(Instruction) Print the entries below in their entirety, exactly as they are written.

(Figure contents as structured data)
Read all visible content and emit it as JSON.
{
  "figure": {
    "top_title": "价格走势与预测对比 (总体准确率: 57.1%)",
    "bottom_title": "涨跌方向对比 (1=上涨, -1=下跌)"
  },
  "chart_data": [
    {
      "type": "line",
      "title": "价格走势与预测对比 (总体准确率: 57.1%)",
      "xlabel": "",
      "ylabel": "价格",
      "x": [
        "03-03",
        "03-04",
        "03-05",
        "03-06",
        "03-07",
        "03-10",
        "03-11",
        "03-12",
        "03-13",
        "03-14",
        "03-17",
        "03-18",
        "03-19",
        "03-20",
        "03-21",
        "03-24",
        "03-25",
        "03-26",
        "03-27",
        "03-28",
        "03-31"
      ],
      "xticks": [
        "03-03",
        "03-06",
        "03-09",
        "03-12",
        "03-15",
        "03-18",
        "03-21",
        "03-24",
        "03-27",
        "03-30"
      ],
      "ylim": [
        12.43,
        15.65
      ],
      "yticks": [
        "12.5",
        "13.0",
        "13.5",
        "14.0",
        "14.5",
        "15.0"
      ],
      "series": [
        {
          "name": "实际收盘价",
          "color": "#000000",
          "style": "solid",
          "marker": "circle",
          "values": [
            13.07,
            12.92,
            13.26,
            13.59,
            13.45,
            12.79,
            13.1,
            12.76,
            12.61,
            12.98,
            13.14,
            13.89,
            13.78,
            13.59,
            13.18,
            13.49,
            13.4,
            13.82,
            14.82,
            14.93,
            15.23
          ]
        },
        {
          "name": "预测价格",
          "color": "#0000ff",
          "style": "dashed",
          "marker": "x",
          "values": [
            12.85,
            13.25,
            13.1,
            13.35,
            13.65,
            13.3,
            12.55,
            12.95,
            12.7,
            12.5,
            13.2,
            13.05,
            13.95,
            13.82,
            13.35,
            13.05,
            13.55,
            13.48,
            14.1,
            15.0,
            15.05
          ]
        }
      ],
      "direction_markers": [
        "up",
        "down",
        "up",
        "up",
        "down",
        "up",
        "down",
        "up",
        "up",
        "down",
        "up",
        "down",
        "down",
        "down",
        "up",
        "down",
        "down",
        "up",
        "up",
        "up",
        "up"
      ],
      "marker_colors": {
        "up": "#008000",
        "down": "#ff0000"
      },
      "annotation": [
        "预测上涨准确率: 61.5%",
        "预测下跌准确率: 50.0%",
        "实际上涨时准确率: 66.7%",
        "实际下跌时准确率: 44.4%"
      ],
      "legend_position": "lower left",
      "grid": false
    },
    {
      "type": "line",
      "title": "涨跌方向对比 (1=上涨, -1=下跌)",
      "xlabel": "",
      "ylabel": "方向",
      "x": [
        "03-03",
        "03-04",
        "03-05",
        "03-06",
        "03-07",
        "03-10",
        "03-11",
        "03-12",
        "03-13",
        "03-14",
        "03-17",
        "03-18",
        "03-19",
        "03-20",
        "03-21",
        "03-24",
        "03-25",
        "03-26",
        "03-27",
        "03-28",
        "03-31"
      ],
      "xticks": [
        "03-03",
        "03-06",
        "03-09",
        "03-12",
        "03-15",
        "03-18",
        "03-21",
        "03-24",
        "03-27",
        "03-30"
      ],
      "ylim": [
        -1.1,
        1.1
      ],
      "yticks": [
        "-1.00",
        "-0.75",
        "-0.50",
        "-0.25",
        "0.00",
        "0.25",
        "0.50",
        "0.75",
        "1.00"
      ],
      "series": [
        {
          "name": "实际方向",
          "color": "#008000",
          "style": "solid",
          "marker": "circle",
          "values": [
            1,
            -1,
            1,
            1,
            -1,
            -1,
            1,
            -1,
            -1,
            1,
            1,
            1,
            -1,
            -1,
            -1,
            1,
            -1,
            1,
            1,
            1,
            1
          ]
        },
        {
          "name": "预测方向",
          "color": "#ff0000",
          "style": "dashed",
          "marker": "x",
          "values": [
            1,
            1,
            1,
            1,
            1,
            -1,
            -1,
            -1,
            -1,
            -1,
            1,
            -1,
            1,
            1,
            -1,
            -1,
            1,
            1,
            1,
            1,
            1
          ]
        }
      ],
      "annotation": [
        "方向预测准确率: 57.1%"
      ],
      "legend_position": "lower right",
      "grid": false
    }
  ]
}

(Output of the exercise)
Read all visible content and emit it as JSON.
{
  "figure": {
    "top_title": "价格走势与预测对比 (总体准确率: 57.1%)",
    "bottom_title": "涨跌方向对比 (1=上涨, -1=下跌)"
  },
  "chart_data": [
    {
      "type": "line",
      "title": "价格走势与预测对比 (总体准确率: 57.1%)",
      "xlabel": "",
      "ylabel": "价格",
      "x": [
        "03-03",
        "03-04",
        "03-05",
        "03-06",
        "03-07",
        "03-10",
        "03-11",
        "03-12",
        "03-13",
        "03-14",
        "03-17",
        "03-18",
        "03-19",
        "03-20",
        "03-21",
        "03-24",
        "03-25",
        "03-26",
        "03-27",
        "03-28",
        "03-31"
      ],
      "xticks": [
        "03-03",
        "03-06",
        "03-09",
        "03-12",
        "03-15",
        "03-18",
        "03-21",
        "03-24",
        "03-27",
        "03-30"
      ],
      "ylim": [
        12.43,
        15.65
      ],
      "yticks": [
        "12.5",
        "13.0",
        "13.5",
        "14.0",
        "14.5",
        "15.0"
      ],
      "series": [
        {
          "name": "实际收盘价",
          "color": "#000000",
          "style": "solid",
          "marker": "circle",
          "values": [
            13.07,
            12.92,
            13.26,
            13.59,
            13.45,
            12.79,
            13.1,
            12.76,
            12.61,
            12.98,
            13.14,
            13.89,
            13.78,
            13.59,
            13.18,
            13.49,
            13.4,
            13.82,
            14.82,
            14.93,
            15.23
          ]
        },
        {
          "name": "预测价格",
          "color": "#0000ff",
          "style": "dashed",
          "marker": "x",
          "values": [
            12.85,
            13.25,
            13.1,
            13.35,
            13.65,
            13.3,
            12.55,
            12.95,
            12.7,
            12.5,
            13.2,
            13.05,
            13.95,
            13.82,
            13.35,
            13.05,
            13.55,
            13.48,
            14.1,
            15.0,
            15.05
          ]
        }
      ],
      "direction_markers": [
        "up",
        "down",
        "up",
        "up",
        "down",
        "up",
        "down",
        "up",
        "up",
        "down",
        "up",
        "down",
        "down",
        "down",
        "up",
        "down",
        "down",
        "up",
        "up",
        "up",
        "up"
      ],
      "marker_colors": {
        "up": "#008000",
        "down": "#ff0000"
      },
      "annotation": [
        "预测上涨准确率: 61.5%",
        "预测下跌准确率: 50.0%",
        "实际上涨时准确率: 66.7%",
        "实际下跌时准确率: 44.4%"
      ],
      "legend_position": "lower left",
      "grid": false
    },
    {
      "type": "line",
      "title": "涨跌方向对比 (1=上涨, -1=下跌)",
      "xlabel": "",
      "ylabel": "方向",
      "x": [
        "03-03",
        "03-04",
        "03-05",
        "03-06",
        "03-07",
        "03-10",
        "03-11",
        "03-12",
        "03-13",
        "03-14",
        "03-17",
        "03-18",
        "03-19",
        "03-20",
        "03-21",
        "03-24",
        "03-25",
        "03-26",
        "03-27",
        "03-28",
        "03-31"
      ],
      "xticks": [
        "03-03",
        "03-06",
        "03-09",
        "03-12",
        "03-15",
        "03-18",
        "03-21",
        "03-24",
        "03-27",
        "03-30"
      ],
      "ylim": [
        -1.1,
        1.1
      ],
      "yticks": [
        "-1.00",
        "-0.75",
        "-0.50",
        "-0.25",
        "0.00",
        "0.25",
        "0.50",
        "0.75",
        "1.00"
      ],
      "series": [
        {
          "name": "实际方向",
          "color": "#008000",
          "style": "solid",
          "marker": "circle",
          "values": [
            1,
            -1,
            1,
            1,
            -1,
            -1,
            1,
            -1,
            -1,
            1,
            1,
            1,
            -1,
            -1,
            -1,
            1,
            -1,
            1,
            1,
            1,
            1
          ]
        },
        {
          "name": "预测方向",
          "color": "#ff0000",
          "style": "dashed",
          "marker": "x",
          "values": [
            1,
            1,
            1,
            1,
            1,
            -1,
            -1,
            -1,
            -1,
            -1,
            1,
            -1,
            1,
            1,
            -1,
            -1,
            1,
            1,
            1,
            1,
            1
          ]
        }
      ],
      "annotation": [
        "方向预测准确率: 57.1%"
      ],
      "legend_position": "lower right",
      "grid": false
    }
  ]
}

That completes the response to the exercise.